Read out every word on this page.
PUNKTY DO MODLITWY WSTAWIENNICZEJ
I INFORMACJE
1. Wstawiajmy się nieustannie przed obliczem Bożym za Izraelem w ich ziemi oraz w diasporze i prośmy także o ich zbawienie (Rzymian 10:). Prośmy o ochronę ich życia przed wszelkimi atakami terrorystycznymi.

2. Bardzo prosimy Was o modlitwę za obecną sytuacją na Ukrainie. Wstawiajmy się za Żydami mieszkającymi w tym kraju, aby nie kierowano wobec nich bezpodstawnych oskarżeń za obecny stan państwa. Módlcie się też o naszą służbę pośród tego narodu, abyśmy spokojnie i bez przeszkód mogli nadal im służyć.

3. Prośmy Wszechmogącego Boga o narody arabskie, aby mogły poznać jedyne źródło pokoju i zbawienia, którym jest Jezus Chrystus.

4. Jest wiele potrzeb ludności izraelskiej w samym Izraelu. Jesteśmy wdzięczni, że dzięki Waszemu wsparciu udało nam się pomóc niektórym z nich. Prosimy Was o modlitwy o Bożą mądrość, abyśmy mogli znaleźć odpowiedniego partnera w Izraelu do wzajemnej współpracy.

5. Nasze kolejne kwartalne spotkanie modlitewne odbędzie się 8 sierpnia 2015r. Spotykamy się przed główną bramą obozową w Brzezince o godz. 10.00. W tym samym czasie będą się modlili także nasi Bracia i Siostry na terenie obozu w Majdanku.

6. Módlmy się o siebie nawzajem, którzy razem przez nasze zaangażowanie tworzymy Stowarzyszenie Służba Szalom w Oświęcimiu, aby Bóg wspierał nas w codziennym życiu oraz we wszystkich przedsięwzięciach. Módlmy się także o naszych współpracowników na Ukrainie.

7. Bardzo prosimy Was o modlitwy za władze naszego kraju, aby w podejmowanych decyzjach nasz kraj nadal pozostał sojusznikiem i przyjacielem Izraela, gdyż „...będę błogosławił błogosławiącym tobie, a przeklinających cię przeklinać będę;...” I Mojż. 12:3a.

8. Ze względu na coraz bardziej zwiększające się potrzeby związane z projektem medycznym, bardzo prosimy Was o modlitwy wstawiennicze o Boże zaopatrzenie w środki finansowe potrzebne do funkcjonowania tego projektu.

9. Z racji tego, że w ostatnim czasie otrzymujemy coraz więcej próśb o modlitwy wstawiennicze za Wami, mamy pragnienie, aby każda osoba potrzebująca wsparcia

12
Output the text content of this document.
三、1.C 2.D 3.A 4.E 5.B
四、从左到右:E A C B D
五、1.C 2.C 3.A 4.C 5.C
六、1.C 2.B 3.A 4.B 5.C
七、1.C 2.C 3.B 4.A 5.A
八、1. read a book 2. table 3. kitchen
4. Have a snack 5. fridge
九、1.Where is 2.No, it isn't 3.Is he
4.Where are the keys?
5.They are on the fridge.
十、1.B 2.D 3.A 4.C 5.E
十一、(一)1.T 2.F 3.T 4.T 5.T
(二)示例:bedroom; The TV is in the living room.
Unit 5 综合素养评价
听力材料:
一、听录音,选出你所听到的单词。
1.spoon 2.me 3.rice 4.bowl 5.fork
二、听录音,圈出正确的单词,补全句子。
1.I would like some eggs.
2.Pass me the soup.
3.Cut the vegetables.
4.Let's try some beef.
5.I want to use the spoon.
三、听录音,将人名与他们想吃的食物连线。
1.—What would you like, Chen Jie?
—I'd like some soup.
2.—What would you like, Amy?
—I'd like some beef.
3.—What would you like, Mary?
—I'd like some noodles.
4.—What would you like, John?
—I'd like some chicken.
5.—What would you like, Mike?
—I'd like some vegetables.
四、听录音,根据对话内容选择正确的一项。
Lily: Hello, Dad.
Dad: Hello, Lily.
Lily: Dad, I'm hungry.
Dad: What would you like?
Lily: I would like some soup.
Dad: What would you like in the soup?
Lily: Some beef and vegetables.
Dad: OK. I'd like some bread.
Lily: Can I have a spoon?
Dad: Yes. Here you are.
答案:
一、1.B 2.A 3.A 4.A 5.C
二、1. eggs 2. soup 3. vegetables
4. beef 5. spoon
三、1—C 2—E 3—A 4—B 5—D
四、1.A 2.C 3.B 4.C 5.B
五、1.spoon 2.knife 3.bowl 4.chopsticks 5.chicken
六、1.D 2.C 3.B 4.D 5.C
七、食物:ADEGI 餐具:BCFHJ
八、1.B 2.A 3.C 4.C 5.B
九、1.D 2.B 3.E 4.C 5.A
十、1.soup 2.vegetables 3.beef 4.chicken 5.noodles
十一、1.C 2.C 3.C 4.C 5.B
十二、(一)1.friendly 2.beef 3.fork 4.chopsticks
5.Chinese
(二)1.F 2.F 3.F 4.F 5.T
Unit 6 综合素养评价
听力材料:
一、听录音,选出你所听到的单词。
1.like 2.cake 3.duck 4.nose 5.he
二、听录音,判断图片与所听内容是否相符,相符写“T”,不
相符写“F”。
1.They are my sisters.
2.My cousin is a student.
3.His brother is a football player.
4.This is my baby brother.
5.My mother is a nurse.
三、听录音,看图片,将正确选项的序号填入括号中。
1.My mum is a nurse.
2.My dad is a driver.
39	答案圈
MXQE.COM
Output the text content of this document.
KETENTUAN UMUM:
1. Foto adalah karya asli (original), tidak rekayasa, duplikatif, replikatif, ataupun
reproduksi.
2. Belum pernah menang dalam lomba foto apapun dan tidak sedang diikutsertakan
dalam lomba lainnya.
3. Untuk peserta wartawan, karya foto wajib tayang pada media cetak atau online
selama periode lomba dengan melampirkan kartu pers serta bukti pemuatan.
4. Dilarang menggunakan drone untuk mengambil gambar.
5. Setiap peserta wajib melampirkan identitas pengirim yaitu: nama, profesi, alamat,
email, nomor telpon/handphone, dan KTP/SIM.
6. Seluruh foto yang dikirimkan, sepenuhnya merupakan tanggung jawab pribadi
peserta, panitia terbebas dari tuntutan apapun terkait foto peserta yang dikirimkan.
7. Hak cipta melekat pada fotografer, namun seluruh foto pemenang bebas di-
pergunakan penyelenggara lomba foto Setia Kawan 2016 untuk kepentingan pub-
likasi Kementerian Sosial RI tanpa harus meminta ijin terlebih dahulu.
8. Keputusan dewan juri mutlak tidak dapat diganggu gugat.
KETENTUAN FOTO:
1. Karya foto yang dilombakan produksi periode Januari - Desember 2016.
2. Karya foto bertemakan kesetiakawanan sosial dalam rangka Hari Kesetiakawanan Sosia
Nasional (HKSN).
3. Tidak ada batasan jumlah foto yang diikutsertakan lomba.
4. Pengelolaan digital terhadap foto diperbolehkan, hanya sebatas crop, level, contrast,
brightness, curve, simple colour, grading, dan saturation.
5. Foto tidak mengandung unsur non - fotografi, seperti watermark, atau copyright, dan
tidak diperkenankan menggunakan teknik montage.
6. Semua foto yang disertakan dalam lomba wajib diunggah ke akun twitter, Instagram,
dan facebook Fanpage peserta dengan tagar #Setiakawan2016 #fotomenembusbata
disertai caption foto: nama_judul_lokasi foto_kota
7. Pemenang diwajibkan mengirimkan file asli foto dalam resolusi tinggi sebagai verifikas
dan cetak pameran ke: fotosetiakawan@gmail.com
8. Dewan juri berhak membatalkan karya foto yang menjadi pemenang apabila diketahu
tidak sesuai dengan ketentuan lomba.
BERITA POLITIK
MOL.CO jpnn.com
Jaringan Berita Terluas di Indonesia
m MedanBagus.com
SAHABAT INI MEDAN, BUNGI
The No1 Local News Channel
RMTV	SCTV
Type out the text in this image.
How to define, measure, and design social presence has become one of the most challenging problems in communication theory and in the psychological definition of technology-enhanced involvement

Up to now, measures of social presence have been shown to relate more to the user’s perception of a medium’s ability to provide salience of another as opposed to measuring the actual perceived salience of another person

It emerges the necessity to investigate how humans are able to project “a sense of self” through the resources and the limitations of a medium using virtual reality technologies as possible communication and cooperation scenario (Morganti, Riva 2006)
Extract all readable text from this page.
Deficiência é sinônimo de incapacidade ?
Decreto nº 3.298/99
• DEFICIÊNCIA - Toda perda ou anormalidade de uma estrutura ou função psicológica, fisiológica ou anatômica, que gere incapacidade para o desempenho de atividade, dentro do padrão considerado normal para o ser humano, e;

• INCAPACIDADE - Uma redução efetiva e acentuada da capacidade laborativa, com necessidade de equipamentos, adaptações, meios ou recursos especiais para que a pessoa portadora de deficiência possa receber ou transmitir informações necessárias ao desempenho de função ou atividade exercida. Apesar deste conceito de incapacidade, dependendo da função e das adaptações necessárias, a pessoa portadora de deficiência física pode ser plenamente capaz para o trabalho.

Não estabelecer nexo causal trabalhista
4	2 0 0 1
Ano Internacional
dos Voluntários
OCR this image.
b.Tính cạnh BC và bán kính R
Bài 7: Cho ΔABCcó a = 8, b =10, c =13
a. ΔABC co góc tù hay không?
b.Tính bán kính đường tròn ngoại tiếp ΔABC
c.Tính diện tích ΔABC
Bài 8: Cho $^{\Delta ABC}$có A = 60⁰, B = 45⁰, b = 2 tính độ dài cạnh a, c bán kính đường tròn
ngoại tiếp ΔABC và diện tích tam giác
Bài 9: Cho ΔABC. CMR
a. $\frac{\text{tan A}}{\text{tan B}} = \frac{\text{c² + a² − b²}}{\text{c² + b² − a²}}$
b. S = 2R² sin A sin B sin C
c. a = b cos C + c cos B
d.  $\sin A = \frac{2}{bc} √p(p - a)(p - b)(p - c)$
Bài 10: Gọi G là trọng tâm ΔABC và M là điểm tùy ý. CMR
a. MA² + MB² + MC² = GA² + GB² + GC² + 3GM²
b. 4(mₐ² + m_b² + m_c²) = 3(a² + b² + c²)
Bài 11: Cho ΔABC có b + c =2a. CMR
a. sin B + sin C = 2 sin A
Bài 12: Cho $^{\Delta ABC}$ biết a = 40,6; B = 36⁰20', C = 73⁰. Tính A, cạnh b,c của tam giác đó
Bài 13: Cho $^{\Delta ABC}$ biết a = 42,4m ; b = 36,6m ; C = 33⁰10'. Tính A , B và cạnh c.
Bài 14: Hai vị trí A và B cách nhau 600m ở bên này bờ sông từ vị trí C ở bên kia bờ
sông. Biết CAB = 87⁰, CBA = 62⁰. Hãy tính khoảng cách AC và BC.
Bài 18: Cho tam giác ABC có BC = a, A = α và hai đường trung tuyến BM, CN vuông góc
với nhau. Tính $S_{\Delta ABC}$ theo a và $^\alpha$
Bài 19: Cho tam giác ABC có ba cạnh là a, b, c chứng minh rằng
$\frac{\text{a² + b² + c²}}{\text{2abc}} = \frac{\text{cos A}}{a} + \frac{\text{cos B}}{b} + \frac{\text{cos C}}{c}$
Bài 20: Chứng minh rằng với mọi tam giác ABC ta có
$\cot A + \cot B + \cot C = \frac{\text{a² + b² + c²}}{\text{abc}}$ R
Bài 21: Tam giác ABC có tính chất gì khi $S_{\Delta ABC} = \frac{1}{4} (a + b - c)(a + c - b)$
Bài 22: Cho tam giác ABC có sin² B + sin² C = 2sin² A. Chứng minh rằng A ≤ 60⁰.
────────────────
§ **TASK INSTRUCTIONS**
Display every line of the listing that contains the string "vegetables".

§ **EXERCISE ANSWER**
3.Cut the vegetables.
—I'd like some vegetables.
Lily: Some beef and vegetables.
二、1. eggs 2. soup 3. vegetables
十、1.soup 2.vegetables 3.beef 4.chicken 5.noodles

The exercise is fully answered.